──────── Source material ────────

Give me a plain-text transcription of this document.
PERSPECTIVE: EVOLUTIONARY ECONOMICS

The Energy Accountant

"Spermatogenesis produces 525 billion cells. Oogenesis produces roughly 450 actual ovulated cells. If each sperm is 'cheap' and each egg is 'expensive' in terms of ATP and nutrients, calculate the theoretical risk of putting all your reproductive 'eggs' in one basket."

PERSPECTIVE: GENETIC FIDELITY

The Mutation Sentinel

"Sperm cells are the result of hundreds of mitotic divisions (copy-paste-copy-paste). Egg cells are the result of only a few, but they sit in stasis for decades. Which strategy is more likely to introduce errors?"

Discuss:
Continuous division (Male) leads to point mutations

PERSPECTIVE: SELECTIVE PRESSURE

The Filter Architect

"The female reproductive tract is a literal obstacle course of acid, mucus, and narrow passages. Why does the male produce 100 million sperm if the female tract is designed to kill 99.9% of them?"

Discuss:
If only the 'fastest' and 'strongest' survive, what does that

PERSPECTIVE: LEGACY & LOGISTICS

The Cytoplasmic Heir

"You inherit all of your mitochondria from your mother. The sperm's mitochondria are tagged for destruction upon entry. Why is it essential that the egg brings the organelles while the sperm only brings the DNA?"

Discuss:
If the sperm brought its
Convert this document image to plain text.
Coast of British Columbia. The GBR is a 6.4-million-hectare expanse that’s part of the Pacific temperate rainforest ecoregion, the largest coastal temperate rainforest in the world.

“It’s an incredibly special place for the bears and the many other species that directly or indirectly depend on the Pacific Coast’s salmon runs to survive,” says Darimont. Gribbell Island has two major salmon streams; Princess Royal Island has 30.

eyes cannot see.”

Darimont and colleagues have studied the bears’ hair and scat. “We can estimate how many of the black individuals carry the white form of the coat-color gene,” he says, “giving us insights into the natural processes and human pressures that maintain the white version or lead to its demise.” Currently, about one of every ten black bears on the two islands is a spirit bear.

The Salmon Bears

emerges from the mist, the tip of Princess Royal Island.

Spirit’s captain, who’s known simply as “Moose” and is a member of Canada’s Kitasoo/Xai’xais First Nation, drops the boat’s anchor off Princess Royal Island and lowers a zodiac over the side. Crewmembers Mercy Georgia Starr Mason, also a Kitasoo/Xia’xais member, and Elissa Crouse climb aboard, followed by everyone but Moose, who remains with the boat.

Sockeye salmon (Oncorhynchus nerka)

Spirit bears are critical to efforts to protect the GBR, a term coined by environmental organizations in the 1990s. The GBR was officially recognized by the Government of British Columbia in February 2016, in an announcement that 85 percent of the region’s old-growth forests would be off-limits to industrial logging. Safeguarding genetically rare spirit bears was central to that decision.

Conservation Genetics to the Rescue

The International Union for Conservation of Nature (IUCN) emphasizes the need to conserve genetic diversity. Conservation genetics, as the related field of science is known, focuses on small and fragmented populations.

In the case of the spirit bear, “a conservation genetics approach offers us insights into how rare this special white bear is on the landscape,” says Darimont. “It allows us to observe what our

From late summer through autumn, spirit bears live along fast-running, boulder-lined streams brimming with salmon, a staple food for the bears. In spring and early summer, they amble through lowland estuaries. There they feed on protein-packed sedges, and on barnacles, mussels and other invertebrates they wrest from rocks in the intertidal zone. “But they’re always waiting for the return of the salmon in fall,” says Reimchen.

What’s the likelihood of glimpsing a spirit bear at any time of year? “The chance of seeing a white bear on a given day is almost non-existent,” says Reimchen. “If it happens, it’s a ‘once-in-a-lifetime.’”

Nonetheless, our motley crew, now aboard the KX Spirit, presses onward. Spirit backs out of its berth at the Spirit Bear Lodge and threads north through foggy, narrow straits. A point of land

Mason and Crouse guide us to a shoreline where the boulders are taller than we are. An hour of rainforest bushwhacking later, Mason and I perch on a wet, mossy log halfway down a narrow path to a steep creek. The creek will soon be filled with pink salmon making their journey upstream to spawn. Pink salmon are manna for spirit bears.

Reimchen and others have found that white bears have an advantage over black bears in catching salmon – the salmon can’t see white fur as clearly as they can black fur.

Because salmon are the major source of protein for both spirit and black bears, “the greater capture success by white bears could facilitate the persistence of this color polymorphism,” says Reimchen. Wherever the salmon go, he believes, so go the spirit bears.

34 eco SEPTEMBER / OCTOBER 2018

────────

▸ Aim of the task:
Within the listing above, find every line containing the string "from" and return it.

▸ Task solution:
"You inherit all of your mitochondria from your mother. The sperm's mitochondria are tagged for destruction upon entry. Why is it essential that the egg brings the organelles while the sperm only brings the DNA?"
emerges from the mist, the tip of Princess Royal Island.
From late summer through autumn, spirit bears live along fast-running, boulder-lined streams brimming with salmon, a staple food for the bears. In spring and early summer, they amble through lowland estuaries. There they feed on protein-packed sedges, and on barnacles, mussels and other invertebrates they wrest from rocks in the intertidal zone. “But they’re always waiting for the return of the salmon in fall,” says Reimchen.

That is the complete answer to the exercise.